• WHAT IS BEING ASKED:
Return all of the entries word for word, but omit the pictures they contain.

○ ○ ○ ○ ○ ○ ○

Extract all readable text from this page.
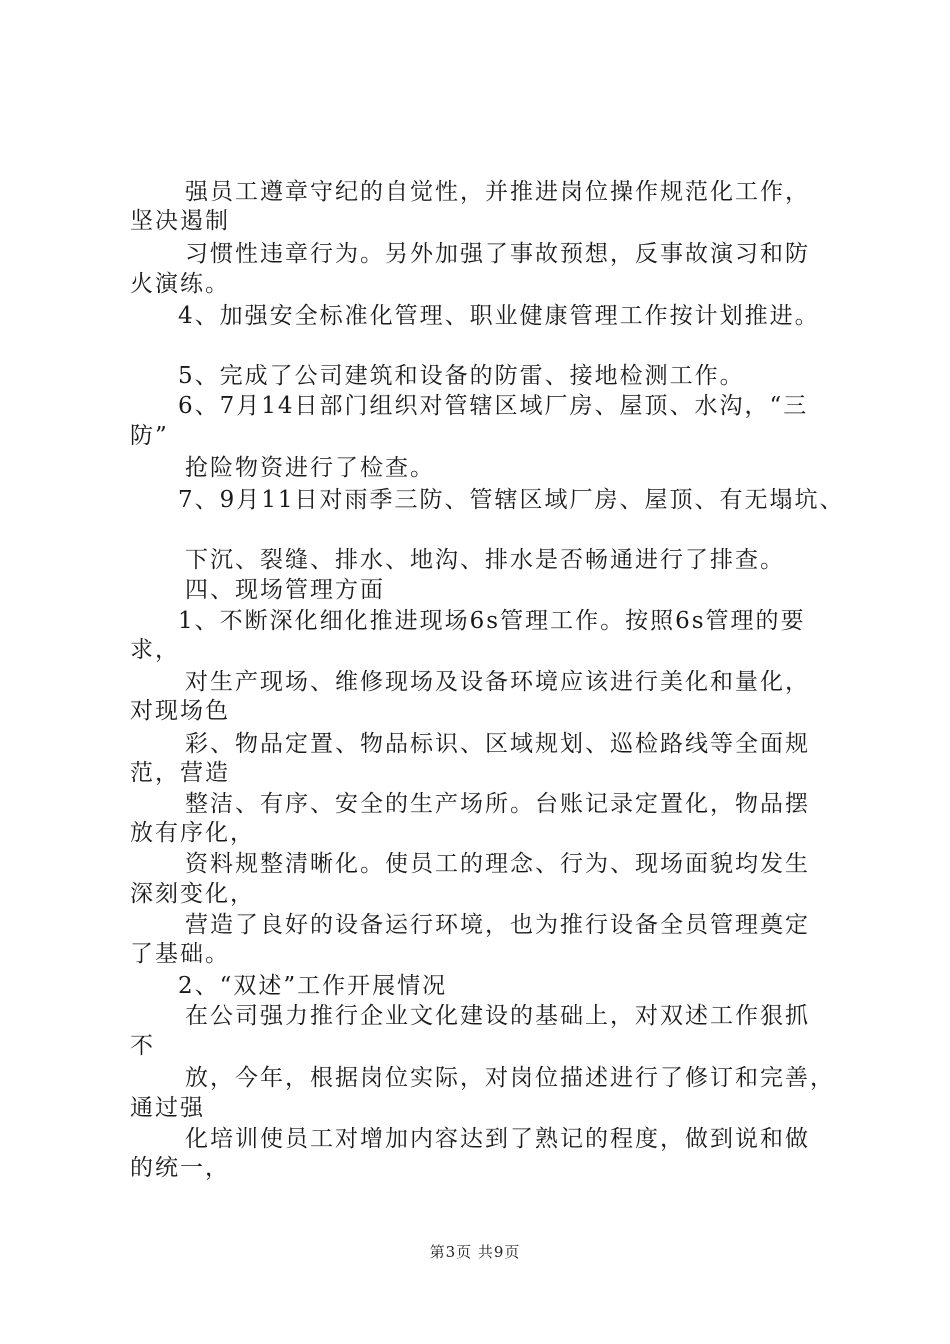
强员工遵章守纪的自觉性，并推进岗位操作规范化工作，
坚决遏制
习惯性违章行为。另外加强了事故预想，反事故演习和防
火演练。
4、加强安全标准化管理、职业健康管理工作按计划推进。
5、完成了公司建筑和设备的防雷、接地检测工作。
6、7月14日部门组织对管辖区域厂房、屋顶、水沟，“三
防”
抢险物资进行了检查。
7、9月11日对雨季三防、管辖区域厂房、屋顶、有无塌坑、
下沉、裂缝、排水、地沟、排水是否畅通进行了排查。
四、现场管理方面
1、不断深化细化推进现场6s管理工作。按照6s管理的要
求，
对生产现场、维修现场及设备环境应该进行美化和量化，
对现场色
彩、物品定置、物品标识、区域规划、巡检路线等全面规
范，营造
整洁、有序、安全的生产场所。台账记录定置化，物品摆
放有序化，
资料规整清晰化。使员工的理念、行为、现场面貌均发生
深刻变化，
营造了良好的设备运行环境，也为推行设备全员管理奠定
了基础。
2、“双述”工作开展情况
在公司强力推行企业文化建设的基础上，对双述工作狠抓
不
放，今年，根据岗位实际，对岗位描述进行了修订和完善，
通过强
化培训使员工对增加内容达到了熟记的程度，做到说和做
的统一，
第3页 共9页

○ ○ ○ ○ ○ ○ ○

• RESPONSE TO THE EXERCISE:
Extract all readable text from this page.
强员工遵章守纪的自觉性，并推进岗位操作规范化工作，
坚决遏制
习惯性违章行为。另外加强了事故预想，反事故演习和防
火演练。
4、加强安全标准化管理、职业健康管理工作按计划推进。
5、完成了公司建筑和设备的防雷、接地检测工作。
6、7月14日部门组织对管辖区域厂房、屋顶、水沟，“三
防”
抢险物资进行了检查。
7、9月11日对雨季三防、管辖区域厂房、屋顶、有无塌坑、
下沉、裂缝、排水、地沟、排水是否畅通进行了排查。
四、现场管理方面
1、不断深化细化推进现场6s管理工作。按照6s管理的要
求，
对生产现场、维修现场及设备环境应该进行美化和量化，
对现场色
彩、物品定置、物品标识、区域规划、巡检路线等全面规
范，营造
整洁、有序、安全的生产场所。台账记录定置化，物品摆
放有序化，
资料规整清晰化。使员工的理念、行为、现场面貌均发生
深刻变化，
营造了良好的设备运行环境，也为推行设备全员管理奠定
了基础。
2、“双述”工作开展情况
在公司强力推行企业文化建设的基础上，对双述工作狠抓
不
放，今年，根据岗位实际，对岗位描述进行了修订和完善，
通过强
化培训使员工对增加内容达到了熟记的程度，做到说和做
的统一，
第3页 共9页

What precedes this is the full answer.